[Transcript entries for document pages]
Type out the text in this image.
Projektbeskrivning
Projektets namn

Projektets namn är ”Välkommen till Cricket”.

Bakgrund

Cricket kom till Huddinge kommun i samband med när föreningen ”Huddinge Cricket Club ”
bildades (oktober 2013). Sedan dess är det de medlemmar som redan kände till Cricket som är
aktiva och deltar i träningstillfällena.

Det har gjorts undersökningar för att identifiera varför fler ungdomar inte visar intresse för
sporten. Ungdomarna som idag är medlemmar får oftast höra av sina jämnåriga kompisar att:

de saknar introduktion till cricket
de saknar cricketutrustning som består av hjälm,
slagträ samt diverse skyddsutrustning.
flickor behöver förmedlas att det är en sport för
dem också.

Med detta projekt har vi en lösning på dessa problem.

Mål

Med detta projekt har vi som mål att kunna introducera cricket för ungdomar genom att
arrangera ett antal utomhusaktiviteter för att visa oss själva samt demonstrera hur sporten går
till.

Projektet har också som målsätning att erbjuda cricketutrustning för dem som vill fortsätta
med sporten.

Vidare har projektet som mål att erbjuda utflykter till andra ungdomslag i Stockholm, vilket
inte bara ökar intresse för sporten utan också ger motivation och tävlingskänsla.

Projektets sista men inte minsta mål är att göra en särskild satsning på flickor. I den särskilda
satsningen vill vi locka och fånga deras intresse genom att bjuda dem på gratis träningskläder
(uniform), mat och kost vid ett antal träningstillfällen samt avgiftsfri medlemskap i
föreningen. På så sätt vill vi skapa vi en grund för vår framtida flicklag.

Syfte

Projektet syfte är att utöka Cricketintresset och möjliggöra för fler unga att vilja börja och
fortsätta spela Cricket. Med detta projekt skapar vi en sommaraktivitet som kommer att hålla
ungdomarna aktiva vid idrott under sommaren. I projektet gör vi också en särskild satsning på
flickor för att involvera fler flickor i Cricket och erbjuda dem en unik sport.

» **WHAT YOU SHOULD DO**:
Please transcribe the records in full, keeping every word as it is.

» **WRITTEN ANSWER**:
Type out the text in this image.
Projektbeskrivning
Projektets namn

Projektets namn är ”Välkommen till Cricket”.

Bakgrund

Cricket kom till Huddinge kommun i samband med när föreningen ”Huddinge Cricket Club ”
bildades (oktober 2013). Sedan dess är det de medlemmar som redan kände till Cricket som är
aktiva och deltar i träningstillfällena.

Det har gjorts undersökningar för att identifiera varför fler ungdomar inte visar intresse för
sporten. Ungdomarna som idag är medlemmar får oftast höra av sina jämnåriga kompisar att:

de saknar introduktion till cricket
de saknar cricketutrustning som består av hjälm,
slagträ samt diverse skyddsutrustning.
flickor behöver förmedlas att det är en sport för
dem också.

Med detta projekt har vi en lösning på dessa problem.

Mål

Med detta projekt har vi som mål att kunna introducera cricket för ungdomar genom att
arrangera ett antal utomhusaktiviteter för att visa oss själva samt demonstrera hur sporten går
till.

Projektet har också som målsätning att erbjuda cricketutrustning för dem som vill fortsätta
med sporten.

Vidare har projektet som mål att erbjuda utflykter till andra ungdomslag i Stockholm, vilket
inte bara ökar intresse för sporten utan också ger motivation och tävlingskänsla.

Projektets sista men inte minsta mål är att göra en särskild satsning på flickor. I den särskilda
satsningen vill vi locka och fånga deras intresse genom att bjuda dem på gratis träningskläder
(uniform), mat och kost vid ett antal träningstillfällen samt avgiftsfri medlemskap i
föreningen. På så sätt vill vi skapa vi en grund för vår framtida flicklag.

Syfte

Projektet syfte är att utöka Cricketintresset och möjliggöra för fler unga att vilja börja och
fortsätta spela Cricket. Med detta projekt skapar vi en sommaraktivitet som kommer att hålla
ungdomarna aktiva vid idrott under sommaren. I projektet gör vi också en särskild satsning på
flickor för att involvera fler flickor i Cricket och erbjuda dem en unik sport.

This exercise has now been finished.